■ INSTRUCTION
Filter the records below and copy every line containing the word "ссылку".

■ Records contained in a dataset
•••••

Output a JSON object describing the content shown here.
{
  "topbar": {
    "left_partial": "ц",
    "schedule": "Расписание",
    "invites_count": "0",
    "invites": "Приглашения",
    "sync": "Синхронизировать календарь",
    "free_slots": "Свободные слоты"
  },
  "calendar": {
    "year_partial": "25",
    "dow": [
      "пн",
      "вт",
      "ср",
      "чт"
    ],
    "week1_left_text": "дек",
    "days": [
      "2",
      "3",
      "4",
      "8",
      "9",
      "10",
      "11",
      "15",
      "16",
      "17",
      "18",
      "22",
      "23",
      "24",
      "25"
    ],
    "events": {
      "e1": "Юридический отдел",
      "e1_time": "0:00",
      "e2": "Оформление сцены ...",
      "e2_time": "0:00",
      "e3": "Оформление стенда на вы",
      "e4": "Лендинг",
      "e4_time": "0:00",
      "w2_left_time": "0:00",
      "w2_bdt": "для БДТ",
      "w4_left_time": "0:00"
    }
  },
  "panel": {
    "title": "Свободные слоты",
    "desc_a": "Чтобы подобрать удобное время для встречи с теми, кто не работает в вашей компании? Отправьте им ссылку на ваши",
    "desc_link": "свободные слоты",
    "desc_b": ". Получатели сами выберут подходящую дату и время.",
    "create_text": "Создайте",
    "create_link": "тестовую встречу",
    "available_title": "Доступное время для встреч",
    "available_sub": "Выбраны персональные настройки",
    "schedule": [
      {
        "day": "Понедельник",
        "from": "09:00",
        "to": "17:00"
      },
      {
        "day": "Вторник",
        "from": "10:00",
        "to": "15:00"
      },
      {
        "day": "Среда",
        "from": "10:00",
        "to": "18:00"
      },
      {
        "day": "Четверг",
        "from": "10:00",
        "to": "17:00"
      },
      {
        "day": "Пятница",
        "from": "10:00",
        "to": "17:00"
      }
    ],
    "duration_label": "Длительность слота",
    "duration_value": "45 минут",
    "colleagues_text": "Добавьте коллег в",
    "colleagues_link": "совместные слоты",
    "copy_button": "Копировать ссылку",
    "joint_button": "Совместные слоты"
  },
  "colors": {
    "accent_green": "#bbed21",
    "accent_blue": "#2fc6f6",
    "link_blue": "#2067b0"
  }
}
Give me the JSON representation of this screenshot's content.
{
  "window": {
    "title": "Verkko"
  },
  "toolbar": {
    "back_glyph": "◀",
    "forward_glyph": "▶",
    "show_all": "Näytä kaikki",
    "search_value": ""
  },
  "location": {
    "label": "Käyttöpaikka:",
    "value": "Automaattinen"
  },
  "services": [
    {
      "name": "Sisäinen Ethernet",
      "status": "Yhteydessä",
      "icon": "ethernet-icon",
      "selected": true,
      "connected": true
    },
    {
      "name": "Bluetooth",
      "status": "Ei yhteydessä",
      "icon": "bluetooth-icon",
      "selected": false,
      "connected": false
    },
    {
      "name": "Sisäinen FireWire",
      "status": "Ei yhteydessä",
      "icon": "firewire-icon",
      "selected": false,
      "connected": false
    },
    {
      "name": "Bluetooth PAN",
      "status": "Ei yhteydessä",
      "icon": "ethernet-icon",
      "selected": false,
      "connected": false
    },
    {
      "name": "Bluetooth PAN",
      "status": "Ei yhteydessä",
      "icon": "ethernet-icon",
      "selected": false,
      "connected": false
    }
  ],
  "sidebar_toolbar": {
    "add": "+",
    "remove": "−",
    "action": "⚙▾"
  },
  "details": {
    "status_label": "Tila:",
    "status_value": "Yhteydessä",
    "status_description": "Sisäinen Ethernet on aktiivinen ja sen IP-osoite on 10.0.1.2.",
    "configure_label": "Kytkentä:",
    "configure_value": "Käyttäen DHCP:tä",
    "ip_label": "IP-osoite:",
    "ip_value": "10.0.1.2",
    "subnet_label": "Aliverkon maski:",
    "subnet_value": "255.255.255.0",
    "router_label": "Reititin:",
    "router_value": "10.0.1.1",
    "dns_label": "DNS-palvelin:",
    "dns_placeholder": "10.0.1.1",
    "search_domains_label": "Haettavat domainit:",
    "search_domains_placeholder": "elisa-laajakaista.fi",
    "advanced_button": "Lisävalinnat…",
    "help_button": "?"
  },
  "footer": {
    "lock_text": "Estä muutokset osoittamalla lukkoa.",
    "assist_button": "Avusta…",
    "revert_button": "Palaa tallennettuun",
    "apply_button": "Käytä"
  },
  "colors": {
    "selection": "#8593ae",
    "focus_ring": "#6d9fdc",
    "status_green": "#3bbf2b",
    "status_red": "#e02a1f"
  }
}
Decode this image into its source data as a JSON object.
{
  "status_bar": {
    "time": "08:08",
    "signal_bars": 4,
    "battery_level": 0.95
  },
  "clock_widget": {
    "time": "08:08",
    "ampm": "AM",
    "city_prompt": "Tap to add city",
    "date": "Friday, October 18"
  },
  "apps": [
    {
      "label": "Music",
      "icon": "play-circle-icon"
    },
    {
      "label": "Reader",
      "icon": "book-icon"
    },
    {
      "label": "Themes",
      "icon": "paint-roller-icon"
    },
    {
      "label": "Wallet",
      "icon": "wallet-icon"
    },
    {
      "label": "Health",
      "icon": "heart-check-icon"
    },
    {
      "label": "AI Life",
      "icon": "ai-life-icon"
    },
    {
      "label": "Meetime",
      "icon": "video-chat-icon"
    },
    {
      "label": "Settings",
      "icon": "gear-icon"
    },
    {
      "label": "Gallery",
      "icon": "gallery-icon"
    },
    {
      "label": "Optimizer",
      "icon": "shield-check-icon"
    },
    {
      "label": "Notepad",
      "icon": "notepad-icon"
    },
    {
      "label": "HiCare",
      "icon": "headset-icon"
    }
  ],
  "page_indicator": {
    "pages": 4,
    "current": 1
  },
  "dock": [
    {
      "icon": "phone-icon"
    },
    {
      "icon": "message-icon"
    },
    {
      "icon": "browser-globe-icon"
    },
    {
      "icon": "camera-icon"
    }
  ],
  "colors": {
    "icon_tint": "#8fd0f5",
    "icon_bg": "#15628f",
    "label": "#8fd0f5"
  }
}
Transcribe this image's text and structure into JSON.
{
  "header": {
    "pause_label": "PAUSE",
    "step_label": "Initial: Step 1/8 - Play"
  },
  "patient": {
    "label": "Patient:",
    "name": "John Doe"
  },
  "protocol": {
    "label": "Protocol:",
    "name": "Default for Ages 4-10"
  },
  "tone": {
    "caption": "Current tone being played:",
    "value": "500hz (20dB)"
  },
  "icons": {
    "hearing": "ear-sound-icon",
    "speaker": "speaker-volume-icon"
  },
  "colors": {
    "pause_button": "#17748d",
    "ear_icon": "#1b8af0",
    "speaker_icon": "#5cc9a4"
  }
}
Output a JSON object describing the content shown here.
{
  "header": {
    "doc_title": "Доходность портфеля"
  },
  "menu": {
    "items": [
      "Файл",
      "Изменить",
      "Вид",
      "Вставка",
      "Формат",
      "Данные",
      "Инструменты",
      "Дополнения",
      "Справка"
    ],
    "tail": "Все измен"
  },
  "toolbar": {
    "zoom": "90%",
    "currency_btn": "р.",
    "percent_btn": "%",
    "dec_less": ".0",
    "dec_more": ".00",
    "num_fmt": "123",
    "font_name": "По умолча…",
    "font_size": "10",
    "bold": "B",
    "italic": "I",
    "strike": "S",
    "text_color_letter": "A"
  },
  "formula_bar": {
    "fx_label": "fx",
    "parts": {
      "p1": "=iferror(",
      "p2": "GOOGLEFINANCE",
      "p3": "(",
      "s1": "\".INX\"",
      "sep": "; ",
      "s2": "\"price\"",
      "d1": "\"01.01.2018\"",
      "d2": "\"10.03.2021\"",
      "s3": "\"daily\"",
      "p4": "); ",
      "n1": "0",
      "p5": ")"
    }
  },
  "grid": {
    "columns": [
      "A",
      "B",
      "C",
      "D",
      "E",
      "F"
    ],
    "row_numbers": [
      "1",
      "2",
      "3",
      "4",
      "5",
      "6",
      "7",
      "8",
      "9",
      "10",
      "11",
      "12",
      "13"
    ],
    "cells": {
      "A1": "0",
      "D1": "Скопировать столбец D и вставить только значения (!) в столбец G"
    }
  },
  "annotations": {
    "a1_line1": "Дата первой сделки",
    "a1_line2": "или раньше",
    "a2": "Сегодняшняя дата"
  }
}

•••••

■ RIGHT ANSWER
    "desc_a": "Чтобы подобрать удобное время для встречи с теми, кто не работает в вашей компании? Отправьте им ссылку на ваши",
    "copy_button": "Копировать ссылку",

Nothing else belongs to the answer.